Extracted records
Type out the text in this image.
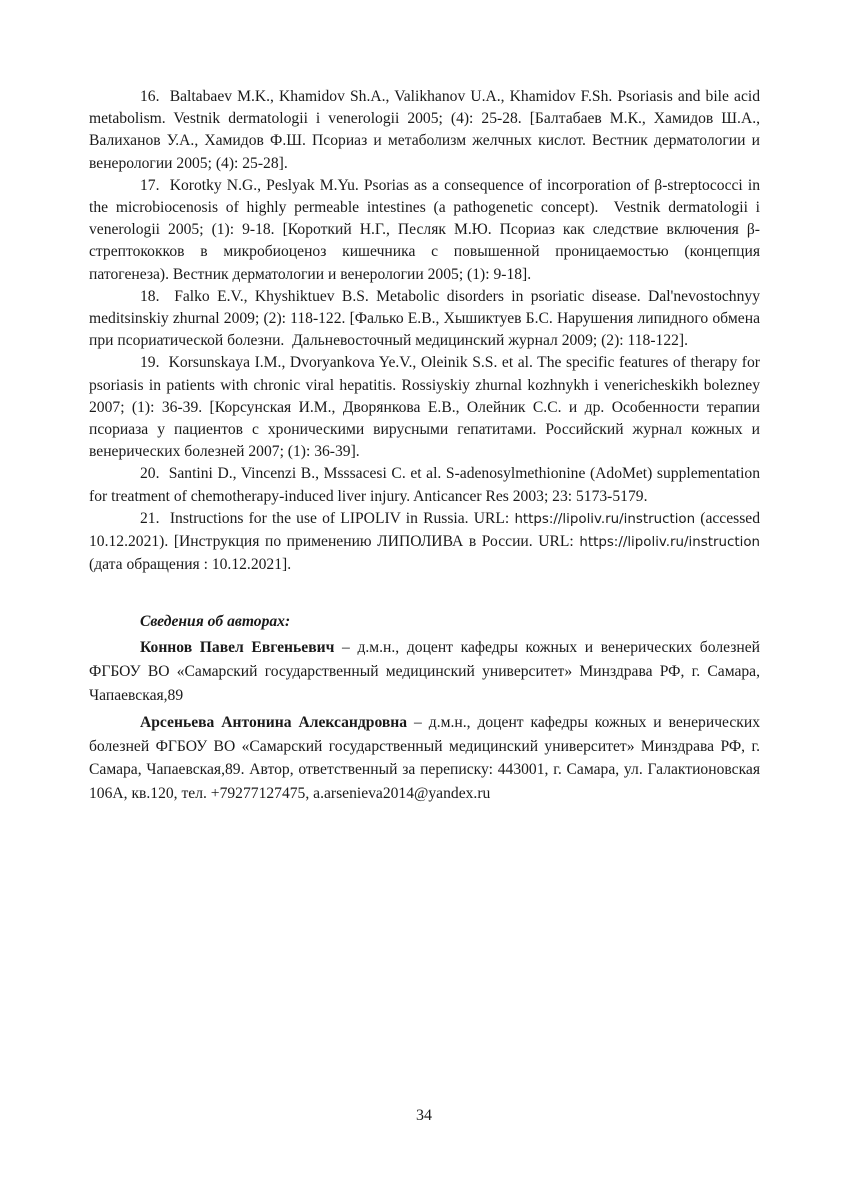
16.  Baltabaev M.K., Khamidov Sh.A., Valikhanov U.A., Khamidov F.Sh. Psoriasis and bile acid metabolism. Vestnik dermatologii i venerologii 2005; (4): 25-28. [Балтабаев М.К., Хамидов Ш.А., Валиханов У.А., Хамидов Ф.Ш. Псориаз и метаболизм желчных кислот. Вестник дерматологии и венерологии 2005; (4): 25-28].

17.  Korotky N.G., Peslyak M.Yu. Psorias as a consequence of incorporation of β-streptococci in the microbiocenosis of highly permeable intestines (a pathogenetic concept).  Vestnik dermatologii i venerologii 2005; (1): 9-18. [Короткий Н.Г., Песляк М.Ю. Псориаз как следствие включения β-стрептококков в микробиоценоз кишечника с повышенной проницаемостью (концепция патогенеза). Вестник дерматологии и венерологии 2005; (1): 9-18].

18.  Falko E.V., Khyshiktuev B.S. Metabolic disorders in psoriatic disease. Dal'nevostochnyy meditsinskiy zhurnal 2009; (2): 118-122. [Фалько Е.В., Хышиктуев Б.С. Нарушения липидного обмена при псориатической болезни.  Дальневосточный медицинский журнал 2009; (2): 118-122].

19.  Korsunskaya I.M., Dvoryankova Ye.V., Oleinik S.S. et al. The specific features of therapy for psoriasis in patients with chronic viral hepatitis. Rossiyskiy zhurnal kozhnykh i venericheskikh bolezney 2007; (1): 36-39. [Корсунская И.М., Дворянкова Е.В., Олейник С.С. и др. Особенности терапии псориаза у пациентов с хроническими вирусными гепатитами. Российский журнал кожных и венерических болезней 2007; (1): 36-39].

20.  Santini D., Vincenzi B., Msssacesi C. et al. S-adenosylmethionine (AdoMet) supplementation for treatment of chemotherapy-induced liver injury. Anticancer Res 2003; 23: 5173-5179.

21.  Instructions for the use of LIPOLIV in Russia. URL: https://lipoliv.ru/instruction (accessed 10.12.2021). [Инструкция по применению ЛИПОЛИВА в России. URL: https://lipoliv.ru/instruction (дата обращения : 10.12.2021].

Сведения об авторах:

Коннов Павел Евгеньевич – д.м.н., доцент кафедры кожных и венерических болезней ФГБОУ ВО «Самарский государственный медицинский университет» Минздрава РФ, г. Самара, Чапаевская,89

Арсеньева Антонина Александровна – д.м.н., доцент кафедры кожных и венерических болезней ФГБОУ ВО «Самарский государственный медицинский университет» Минздрава РФ, г. Самара, Чапаевская,89. Автор, ответственный за переписку: 443001, г. Самара, ул. Галактионовская 106А, кв.120, тел. +79277127475, a.arsenieva2014@yandex.ru

34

* _DESCRIPTION OF THE TASK_: Check the entries above line by line and return each one containing the word "Самарский".

* _YOUR RESPONSE_:
Коннов Павел Евгеньевич – д.м.н., доцент кафедры кожных и венерических болезней ФГБОУ ВО «Самарский государственный медицинский университет» Минздрава РФ, г. Самара, Чапаевская,89
Арсеньева Антонина Александровна – д.м.н., доцент кафедры кожных и венерических болезней ФГБОУ ВО «Самарский государственный медицинский университет» Минздрава РФ, г. Самара, Чапаевская,89. Автор, ответственный за переписку: 443001, г. Самара, ул. Галактионовская 106А, кв.120, тел. +79277127475, a.arsenieva2014@yandex.ru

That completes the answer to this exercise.